§ Work required
Check every line of the material below for "name". Give the number of lines that have it, and only that.

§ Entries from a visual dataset

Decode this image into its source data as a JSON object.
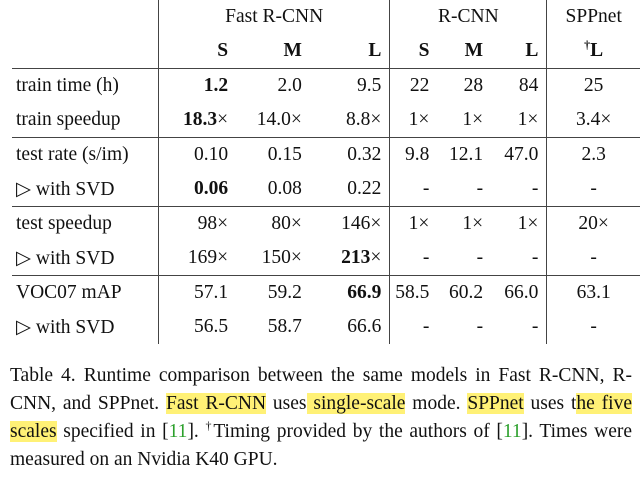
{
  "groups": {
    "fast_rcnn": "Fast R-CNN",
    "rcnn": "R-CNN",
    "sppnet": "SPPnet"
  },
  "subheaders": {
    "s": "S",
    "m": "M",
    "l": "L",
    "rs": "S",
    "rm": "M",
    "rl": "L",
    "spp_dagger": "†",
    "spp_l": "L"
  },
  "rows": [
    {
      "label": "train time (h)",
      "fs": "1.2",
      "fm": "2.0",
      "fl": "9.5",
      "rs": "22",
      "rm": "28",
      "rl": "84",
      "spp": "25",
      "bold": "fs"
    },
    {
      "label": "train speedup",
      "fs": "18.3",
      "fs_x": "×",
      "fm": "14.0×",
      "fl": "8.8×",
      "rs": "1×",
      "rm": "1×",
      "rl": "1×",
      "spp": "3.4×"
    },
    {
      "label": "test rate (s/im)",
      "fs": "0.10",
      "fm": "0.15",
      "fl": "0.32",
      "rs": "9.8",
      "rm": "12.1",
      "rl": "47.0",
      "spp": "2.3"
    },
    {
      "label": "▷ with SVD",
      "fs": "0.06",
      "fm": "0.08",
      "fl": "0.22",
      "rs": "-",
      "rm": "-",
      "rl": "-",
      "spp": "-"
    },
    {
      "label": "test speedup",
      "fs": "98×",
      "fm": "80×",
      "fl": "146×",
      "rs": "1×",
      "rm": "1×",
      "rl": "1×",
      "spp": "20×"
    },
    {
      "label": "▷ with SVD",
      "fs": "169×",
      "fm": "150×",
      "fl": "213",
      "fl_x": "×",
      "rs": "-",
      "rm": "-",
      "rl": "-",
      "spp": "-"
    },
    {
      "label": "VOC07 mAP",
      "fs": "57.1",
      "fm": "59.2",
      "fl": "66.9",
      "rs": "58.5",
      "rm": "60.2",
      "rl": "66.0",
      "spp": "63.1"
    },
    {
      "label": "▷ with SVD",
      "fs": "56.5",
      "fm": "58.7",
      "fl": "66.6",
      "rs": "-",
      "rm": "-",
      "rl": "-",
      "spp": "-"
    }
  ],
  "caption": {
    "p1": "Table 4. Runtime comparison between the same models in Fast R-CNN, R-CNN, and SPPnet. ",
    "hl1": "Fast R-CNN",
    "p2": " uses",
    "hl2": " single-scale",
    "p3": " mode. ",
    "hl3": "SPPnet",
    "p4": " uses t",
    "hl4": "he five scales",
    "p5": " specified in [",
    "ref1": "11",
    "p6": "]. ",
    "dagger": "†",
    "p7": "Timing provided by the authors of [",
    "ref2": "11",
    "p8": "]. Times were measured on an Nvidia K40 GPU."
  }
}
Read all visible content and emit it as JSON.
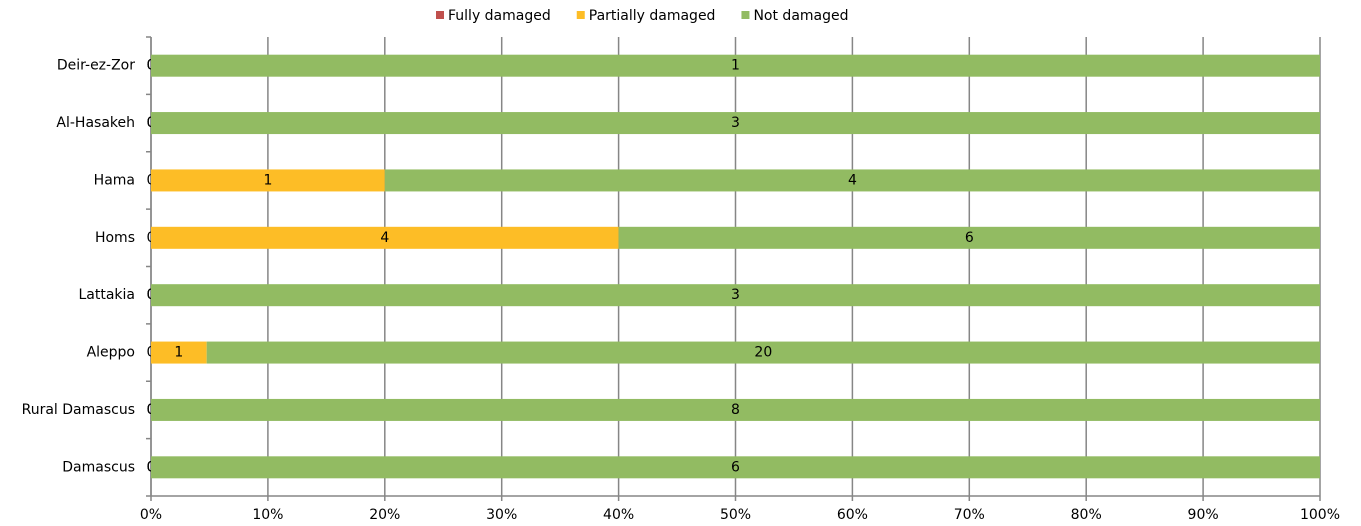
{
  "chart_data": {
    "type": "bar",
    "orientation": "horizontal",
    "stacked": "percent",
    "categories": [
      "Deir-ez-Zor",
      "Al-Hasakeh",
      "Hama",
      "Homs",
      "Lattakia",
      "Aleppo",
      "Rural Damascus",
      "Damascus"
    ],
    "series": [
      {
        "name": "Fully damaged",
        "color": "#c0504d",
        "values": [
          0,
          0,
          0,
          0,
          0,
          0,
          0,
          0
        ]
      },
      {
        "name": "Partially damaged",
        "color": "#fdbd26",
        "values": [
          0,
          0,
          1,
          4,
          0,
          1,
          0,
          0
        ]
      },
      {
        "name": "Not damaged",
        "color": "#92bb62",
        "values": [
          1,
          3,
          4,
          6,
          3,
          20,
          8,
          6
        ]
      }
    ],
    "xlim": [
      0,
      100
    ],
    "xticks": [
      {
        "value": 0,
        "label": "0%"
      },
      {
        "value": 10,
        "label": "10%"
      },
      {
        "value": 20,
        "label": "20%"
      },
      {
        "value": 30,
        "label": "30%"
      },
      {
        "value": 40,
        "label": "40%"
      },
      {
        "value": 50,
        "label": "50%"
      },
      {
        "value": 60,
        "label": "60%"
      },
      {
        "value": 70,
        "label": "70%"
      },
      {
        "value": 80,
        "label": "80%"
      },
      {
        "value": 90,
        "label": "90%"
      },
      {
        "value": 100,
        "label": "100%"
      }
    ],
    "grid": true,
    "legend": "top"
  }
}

§ Exercise solution
3